WHAT IS REQUIRED:
Restate each line of the listing exactly, without carrying over any pictures.
BEGIN DATA SECTION
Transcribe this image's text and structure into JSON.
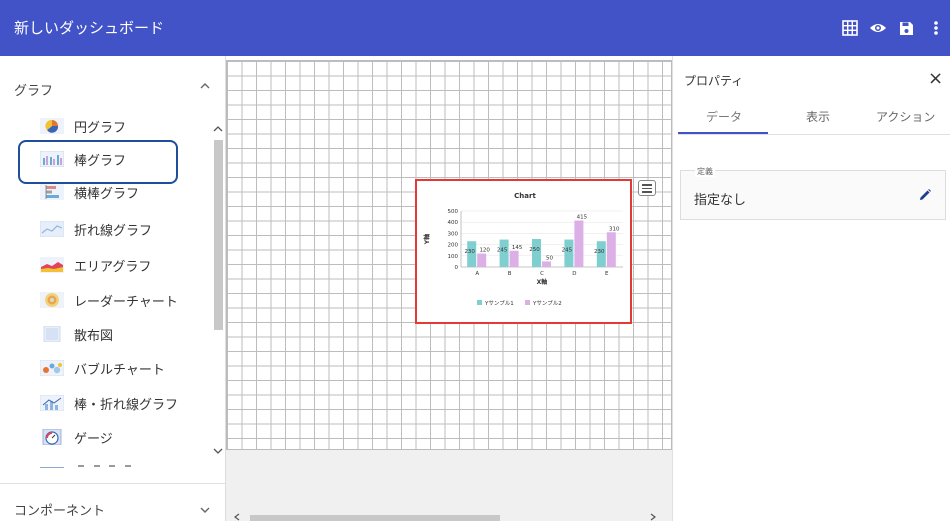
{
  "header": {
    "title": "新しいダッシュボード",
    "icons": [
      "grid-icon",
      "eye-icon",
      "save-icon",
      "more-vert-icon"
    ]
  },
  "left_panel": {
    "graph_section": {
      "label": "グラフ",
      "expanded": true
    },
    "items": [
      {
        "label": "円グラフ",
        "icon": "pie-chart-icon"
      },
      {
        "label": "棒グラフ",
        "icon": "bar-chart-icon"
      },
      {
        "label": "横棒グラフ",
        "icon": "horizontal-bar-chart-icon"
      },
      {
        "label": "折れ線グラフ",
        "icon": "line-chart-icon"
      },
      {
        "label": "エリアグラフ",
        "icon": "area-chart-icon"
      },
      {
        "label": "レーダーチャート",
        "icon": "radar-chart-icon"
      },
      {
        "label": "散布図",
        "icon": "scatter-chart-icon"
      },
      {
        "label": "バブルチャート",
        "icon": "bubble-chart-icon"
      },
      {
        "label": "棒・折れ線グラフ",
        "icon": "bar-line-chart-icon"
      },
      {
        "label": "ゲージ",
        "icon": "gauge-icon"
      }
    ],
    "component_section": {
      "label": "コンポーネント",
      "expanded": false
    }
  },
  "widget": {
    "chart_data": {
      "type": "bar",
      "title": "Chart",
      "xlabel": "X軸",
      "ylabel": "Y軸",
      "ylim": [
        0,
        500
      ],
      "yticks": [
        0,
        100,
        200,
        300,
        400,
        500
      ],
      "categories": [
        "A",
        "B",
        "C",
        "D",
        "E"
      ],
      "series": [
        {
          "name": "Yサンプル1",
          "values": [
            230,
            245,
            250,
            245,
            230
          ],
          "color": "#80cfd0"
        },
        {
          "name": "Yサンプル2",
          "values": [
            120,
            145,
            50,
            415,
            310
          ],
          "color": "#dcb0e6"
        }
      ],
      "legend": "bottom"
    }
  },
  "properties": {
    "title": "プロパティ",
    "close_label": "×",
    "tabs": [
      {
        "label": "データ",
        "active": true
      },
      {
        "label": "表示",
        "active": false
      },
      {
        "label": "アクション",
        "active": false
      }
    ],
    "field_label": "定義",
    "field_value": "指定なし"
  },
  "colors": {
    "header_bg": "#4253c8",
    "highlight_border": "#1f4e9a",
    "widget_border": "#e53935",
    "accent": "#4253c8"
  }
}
END DATA SECTION
WRITTEN ANSWER:
Transcribe this image's text and structure into JSON.
{
  "header": {
    "title": "新しいダッシュボード",
    "icons": [
      "grid-icon",
      "eye-icon",
      "save-icon",
      "more-vert-icon"
    ]
  },
  "left_panel": {
    "graph_section": {
      "label": "グラフ",
      "expanded": true
    },
    "items": [
      {
        "label": "円グラフ",
        "icon": "pie-chart-icon"
      },
      {
        "label": "棒グラフ",
        "icon": "bar-chart-icon"
      },
      {
        "label": "横棒グラフ",
        "icon": "horizontal-bar-chart-icon"
      },
      {
        "label": "折れ線グラフ",
        "icon": "line-chart-icon"
      },
      {
        "label": "エリアグラフ",
        "icon": "area-chart-icon"
      },
      {
        "label": "レーダーチャート",
        "icon": "radar-chart-icon"
      },
      {
        "label": "散布図",
        "icon": "scatter-chart-icon"
      },
      {
        "label": "バブルチャート",
        "icon": "bubble-chart-icon"
      },
      {
        "label": "棒・折れ線グラフ",
        "icon": "bar-line-chart-icon"
      },
      {
        "label": "ゲージ",
        "icon": "gauge-icon"
      }
    ],
    "component_section": {
      "label": "コンポーネント",
      "expanded": false
    }
  },
  "widget": {
    "chart_data": {
      "type": "bar",
      "title": "Chart",
      "xlabel": "X軸",
      "ylabel": "Y軸",
      "ylim": [
        0,
        500
      ],
      "yticks": [
        0,
        100,
        200,
        300,
        400,
        500
      ],
      "categories": [
        "A",
        "B",
        "C",
        "D",
        "E"
      ],
      "series": [
        {
          "name": "Yサンプル1",
          "values": [
            230,
            245,
            250,
            245,
            230
          ],
          "color": "#80cfd0"
        },
        {
          "name": "Yサンプル2",
          "values": [
            120,
            145,
            50,
            415,
            310
          ],
          "color": "#dcb0e6"
        }
      ],
      "legend": "bottom"
    }
  },
  "properties": {
    "title": "プロパティ",
    "close_label": "×",
    "tabs": [
      {
        "label": "データ",
        "active": true
      },
      {
        "label": "表示",
        "active": false
      },
      {
        "label": "アクション",
        "active": false
      }
    ],
    "field_label": "定義",
    "field_value": "指定なし"
  },
  "colors": {
    "header_bg": "#4253c8",
    "highlight_border": "#1f4e9a",
    "widget_border": "#e53935",
    "accent": "#4253c8"
  }
}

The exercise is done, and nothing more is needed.